## Görev Listesi
[a] Suriye ile Suudi Arabistan ilişkilerini ele alan metne göre Ahmed eş-Şara Suudi Arabistan'da kiminle görüştü?
[b] Suriye ile Suudi Arabistan ilişkilerini ele alan metinde adı geçen bütün ülkeleri sıralayın.

## Metin

- - - - -

Türkiye, Suriye, Suud Hattı

Veysel Kurt
Doç. Dr. Veysel Kurt, Suriye’deki yeni yönetimin bölgesel destek arayışında Suudi Arabistan ve Türkiye ile sürdürdüğü ilişkileri Fokus+ için kaleme aldı. 
Türkiye, Suriye, Suud Hattı
04 Şubat 2025

Suriye’de devrim gerçekleştikten kısa bir süre sonra Suudi Arabistan ile Suriye’nin yeni yönetimi arasında hızlı bir koordinasyon kuruldu. Bu koordinasyonun arka planını, elimizdeki veriler ve ortaya çıkan gelişmelerle bugün yorumlamak artık daha kolay. Her şeyden önce Türkiye’nin devrimci kadrolarla hızlı ve yoğun bir şekilde ilişki kurduğu günlerde, Suriye-Suud hattının canlanması da tesadüf olmasa gerek… 

İki ülke arasında bu ilişkinin kurulması için de iki önemli öncülden bahsedilebilir. Birincisi, Suriye devriminin Suudi Arabistan ve Mısır gibi aktörleri ürkütecek, ‘Arap Baharı’nın yeniden başlangıcı’ benzeri söylemlerle anmamak için azami dikkat edilmesi. Nitekim, Türkiye ve Katar kadar Şara yönetimi de bu ilişkilerden uzak durdu. İkinci öncül ise bu iki aktör arasında sağlıklı bir ilişkinin kurulması için başarılı bir mekik diplomasisi. Bunu da Türkiye ve Katar’ın sağladığını tahmin etmek zor değil.   

Ahmed eş-Şara, yönetiminin yavaş yavaş rayına oturması ile birlikte hızlıca Suudi Arabistan’la ilişkileri yoğunlaştırmaya başladı. Önce Suudi Arabistan’dan bir heyet Suriye’yi ziyaret etti. Bütün gözler Türkiye’nin üzerinde iken Suriye Dışişleri Bakanı, Suudi Arabistan’ın önemli bir ağırlığa sahip olduğu Arap Ligi’ne katıldı. Ardından ilk yurt dışı ziyaretini Suudi Arabistan’a gerçekleştirdi ve ardından Türkiye’ye geldi. Ahmet eş-Şara’nın Cumhurbaşkanı olarak ilan edilmesinin ardından da ilk olarak Suudi Arabistan’ı ziyaret edeceği bilgisi dolaştı ve bu ziyaret geçtiğimiz üç gün içinde gerçekleşti. Suudi Arabistan’da en üst düzeyde karşılandı ve Veliaht Prens Muhammed Bin Selman’la görüştü. Şara, tıpkı Bakan Şeybani’nin izlediği rotayı takip ederek, bugün de Türkiye’ye geliyor.

- - - - -

## Toplanan Malzeme
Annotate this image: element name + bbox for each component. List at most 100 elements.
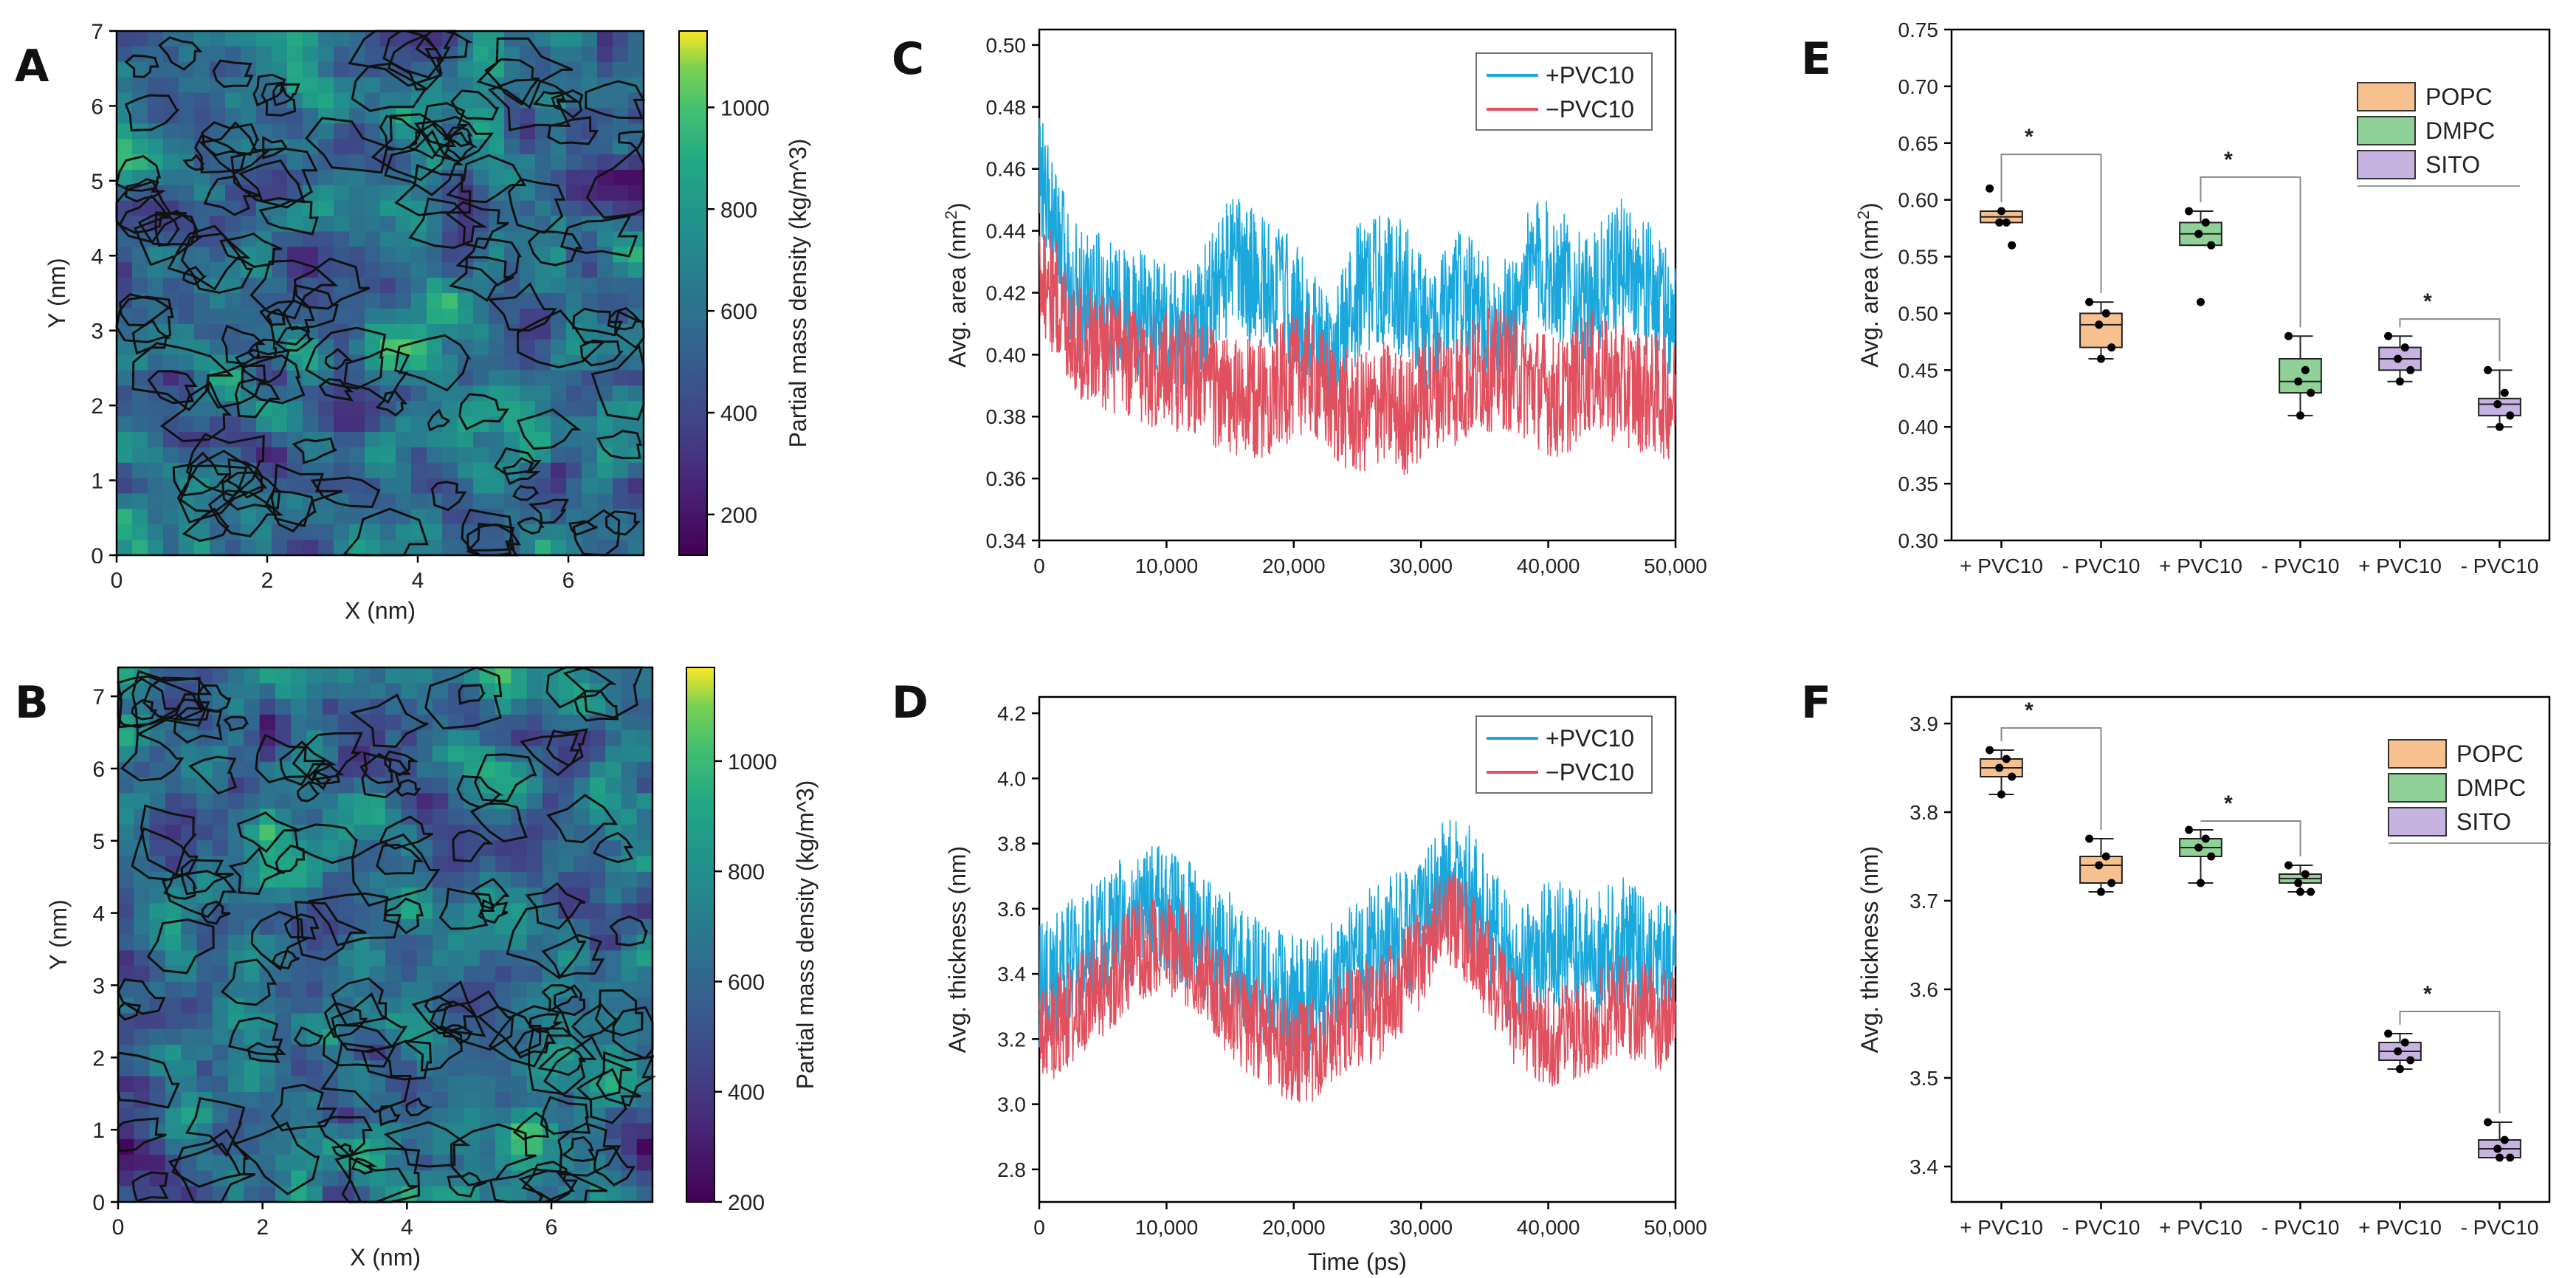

- - - - -

## Görevlere Göre Yanıtlar
[a] Veliaht Prens Muhammed Bin Selman ile görüştü.

[b] Türkiye, Suriye, Suudi Arabistan, Mısır, Katar